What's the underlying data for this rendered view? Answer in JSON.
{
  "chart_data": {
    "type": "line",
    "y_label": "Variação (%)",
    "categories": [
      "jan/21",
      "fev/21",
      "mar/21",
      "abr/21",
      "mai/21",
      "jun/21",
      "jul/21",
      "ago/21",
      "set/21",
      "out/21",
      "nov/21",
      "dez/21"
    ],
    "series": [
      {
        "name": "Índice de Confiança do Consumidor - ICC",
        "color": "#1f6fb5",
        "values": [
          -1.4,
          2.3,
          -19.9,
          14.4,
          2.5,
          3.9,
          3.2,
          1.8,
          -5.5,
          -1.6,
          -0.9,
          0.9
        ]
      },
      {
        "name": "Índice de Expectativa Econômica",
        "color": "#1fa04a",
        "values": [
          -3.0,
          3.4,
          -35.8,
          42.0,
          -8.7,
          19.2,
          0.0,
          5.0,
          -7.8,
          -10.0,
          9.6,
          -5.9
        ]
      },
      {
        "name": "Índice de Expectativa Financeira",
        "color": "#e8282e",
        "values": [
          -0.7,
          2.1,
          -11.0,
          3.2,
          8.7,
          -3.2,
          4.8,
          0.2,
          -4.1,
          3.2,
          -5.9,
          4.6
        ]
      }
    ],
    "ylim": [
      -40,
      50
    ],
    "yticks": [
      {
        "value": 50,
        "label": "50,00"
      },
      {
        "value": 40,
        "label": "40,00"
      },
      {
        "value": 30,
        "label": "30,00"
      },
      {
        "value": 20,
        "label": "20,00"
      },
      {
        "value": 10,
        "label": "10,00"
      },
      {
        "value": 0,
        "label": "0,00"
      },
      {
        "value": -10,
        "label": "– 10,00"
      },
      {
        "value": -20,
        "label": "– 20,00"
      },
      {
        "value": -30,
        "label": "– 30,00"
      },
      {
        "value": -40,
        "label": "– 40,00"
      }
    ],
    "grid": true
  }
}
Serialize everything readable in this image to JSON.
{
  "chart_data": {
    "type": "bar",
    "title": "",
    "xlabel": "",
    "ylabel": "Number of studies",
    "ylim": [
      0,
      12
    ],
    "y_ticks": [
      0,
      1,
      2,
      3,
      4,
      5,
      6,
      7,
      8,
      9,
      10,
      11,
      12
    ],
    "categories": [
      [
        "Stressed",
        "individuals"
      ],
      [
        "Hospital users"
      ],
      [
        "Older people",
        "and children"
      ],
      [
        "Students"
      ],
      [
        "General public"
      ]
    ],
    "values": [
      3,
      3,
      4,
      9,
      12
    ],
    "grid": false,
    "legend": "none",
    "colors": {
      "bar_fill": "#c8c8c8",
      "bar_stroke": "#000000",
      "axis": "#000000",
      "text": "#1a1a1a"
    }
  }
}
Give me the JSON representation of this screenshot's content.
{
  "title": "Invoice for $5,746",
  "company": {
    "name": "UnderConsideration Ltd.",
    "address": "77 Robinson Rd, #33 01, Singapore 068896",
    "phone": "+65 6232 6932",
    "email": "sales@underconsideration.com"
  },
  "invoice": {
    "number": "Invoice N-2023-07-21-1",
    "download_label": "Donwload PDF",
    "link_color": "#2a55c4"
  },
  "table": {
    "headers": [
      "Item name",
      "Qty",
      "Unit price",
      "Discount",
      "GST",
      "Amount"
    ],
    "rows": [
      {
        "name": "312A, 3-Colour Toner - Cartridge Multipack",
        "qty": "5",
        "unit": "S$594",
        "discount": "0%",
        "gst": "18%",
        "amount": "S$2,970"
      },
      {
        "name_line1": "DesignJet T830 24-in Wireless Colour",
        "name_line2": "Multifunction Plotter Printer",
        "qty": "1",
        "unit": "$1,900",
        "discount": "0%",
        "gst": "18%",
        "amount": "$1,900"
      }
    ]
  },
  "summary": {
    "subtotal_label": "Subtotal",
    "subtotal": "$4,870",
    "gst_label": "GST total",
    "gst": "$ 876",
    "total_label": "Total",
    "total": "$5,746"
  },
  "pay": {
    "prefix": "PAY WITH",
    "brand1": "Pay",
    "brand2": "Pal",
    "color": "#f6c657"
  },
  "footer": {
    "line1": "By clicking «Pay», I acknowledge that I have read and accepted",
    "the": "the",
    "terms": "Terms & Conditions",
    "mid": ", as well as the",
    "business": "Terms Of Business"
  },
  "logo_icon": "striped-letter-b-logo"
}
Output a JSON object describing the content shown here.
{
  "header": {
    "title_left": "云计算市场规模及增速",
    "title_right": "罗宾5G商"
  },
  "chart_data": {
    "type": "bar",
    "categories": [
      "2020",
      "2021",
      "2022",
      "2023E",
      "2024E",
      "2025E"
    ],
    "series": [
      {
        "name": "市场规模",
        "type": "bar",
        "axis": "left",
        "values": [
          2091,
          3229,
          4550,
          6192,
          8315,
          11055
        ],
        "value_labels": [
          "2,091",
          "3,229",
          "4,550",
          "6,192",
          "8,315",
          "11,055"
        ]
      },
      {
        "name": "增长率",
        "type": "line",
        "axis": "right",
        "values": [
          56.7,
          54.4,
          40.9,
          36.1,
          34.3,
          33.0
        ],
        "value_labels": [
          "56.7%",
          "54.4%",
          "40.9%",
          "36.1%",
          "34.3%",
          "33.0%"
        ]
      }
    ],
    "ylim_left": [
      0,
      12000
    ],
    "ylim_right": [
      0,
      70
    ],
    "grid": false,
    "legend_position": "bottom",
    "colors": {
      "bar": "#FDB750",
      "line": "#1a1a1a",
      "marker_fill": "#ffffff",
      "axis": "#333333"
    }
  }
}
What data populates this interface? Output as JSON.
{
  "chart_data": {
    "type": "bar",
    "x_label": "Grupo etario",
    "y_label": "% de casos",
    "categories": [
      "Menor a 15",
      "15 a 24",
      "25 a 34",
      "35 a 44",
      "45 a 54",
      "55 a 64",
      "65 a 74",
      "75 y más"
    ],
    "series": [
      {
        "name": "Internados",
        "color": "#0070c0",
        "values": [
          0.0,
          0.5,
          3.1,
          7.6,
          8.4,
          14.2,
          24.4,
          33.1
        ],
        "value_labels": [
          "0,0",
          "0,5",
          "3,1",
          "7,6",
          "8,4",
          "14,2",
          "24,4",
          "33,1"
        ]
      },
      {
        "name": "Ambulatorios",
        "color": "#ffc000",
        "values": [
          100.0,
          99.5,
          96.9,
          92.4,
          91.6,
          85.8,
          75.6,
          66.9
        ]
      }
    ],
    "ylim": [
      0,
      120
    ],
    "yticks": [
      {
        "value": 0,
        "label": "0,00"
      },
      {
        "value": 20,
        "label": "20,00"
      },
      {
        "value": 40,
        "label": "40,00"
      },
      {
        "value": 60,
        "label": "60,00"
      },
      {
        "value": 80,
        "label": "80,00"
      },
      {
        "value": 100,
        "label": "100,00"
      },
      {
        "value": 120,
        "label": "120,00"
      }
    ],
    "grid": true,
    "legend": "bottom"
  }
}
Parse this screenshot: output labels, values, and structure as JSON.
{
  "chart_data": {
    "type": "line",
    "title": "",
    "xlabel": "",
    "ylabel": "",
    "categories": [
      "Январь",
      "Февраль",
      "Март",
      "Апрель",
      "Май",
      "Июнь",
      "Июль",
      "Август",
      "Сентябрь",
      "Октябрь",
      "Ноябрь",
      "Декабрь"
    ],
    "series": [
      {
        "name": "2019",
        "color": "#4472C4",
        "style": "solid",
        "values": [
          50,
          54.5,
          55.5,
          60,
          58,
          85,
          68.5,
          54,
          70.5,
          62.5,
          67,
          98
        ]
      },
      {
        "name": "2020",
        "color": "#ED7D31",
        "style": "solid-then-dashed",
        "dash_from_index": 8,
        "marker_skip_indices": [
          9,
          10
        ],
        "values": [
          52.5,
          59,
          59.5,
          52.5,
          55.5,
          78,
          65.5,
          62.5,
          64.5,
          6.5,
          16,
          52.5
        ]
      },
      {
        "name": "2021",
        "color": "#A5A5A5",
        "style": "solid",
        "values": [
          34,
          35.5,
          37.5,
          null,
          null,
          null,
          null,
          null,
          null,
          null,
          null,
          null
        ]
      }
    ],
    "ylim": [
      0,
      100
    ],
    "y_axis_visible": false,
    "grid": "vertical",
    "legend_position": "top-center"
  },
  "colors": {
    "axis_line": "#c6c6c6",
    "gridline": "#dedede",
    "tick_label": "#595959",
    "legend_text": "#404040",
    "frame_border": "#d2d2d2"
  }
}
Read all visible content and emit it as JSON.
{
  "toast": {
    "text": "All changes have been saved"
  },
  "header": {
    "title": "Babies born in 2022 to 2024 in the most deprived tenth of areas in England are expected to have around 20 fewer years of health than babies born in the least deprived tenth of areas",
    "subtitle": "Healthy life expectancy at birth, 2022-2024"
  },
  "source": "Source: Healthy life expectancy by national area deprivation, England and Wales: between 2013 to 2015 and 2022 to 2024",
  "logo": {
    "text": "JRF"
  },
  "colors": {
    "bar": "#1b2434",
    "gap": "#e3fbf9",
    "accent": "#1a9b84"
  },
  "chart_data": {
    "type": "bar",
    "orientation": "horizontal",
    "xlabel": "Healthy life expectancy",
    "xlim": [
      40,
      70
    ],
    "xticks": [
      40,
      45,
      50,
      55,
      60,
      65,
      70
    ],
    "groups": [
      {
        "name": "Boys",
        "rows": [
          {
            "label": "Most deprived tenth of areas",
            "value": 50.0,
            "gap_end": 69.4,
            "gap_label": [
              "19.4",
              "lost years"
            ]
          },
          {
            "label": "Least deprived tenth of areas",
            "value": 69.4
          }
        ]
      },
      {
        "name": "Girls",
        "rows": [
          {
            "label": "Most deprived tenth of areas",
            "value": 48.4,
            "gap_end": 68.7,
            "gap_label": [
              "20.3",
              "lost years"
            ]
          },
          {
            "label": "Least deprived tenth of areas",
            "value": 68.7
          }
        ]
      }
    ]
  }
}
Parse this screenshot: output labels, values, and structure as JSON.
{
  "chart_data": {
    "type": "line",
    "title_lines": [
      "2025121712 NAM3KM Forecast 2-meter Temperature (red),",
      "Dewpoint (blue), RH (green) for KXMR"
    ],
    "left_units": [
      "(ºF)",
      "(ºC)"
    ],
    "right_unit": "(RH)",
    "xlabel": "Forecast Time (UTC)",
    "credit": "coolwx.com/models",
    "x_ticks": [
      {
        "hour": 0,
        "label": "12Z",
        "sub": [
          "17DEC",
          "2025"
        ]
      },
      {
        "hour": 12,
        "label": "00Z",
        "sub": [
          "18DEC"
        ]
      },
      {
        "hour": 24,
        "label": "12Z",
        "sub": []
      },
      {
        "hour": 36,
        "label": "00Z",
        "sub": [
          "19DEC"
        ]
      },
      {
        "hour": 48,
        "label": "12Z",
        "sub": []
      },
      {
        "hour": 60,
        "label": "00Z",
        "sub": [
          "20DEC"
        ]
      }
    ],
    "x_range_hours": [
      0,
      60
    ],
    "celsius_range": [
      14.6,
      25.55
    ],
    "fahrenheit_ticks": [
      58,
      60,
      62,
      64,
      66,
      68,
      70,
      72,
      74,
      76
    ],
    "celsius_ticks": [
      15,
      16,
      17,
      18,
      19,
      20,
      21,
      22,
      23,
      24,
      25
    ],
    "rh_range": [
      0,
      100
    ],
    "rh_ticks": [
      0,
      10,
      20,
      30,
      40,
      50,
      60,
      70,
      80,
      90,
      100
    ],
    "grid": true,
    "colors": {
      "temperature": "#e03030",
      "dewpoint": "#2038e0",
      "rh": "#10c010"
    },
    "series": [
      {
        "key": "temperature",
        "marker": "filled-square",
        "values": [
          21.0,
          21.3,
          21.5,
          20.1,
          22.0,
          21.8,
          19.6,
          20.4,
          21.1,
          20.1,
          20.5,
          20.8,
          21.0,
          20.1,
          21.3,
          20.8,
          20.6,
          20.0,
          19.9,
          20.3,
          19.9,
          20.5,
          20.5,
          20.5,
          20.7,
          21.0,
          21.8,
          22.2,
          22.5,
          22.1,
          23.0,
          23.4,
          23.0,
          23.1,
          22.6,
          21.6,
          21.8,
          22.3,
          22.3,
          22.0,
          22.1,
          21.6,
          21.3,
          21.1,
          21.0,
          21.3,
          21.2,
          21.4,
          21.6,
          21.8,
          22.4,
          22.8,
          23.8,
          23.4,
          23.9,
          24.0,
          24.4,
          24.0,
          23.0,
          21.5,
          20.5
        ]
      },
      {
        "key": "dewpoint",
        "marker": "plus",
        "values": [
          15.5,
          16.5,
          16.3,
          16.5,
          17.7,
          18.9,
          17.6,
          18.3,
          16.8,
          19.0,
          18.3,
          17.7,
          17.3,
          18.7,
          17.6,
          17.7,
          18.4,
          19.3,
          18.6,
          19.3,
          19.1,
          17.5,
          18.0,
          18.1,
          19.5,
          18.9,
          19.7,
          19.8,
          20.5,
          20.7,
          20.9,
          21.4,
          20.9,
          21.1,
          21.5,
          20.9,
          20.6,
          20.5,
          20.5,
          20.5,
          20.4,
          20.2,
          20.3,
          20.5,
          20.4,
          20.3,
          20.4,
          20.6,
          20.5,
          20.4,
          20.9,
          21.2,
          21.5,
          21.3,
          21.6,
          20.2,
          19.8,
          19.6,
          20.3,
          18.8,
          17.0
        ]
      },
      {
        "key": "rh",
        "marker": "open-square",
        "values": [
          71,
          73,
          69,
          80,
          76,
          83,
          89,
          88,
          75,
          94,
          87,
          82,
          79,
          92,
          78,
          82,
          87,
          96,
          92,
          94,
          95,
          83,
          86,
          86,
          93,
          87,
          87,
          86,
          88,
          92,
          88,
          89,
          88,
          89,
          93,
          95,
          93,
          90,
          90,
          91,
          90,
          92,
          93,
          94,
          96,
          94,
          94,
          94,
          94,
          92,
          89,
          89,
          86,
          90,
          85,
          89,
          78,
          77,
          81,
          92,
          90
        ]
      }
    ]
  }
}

####

(Your goal) State the count of lines above containing the string "logo", and add nothing to it.

(Solution for this problem) 2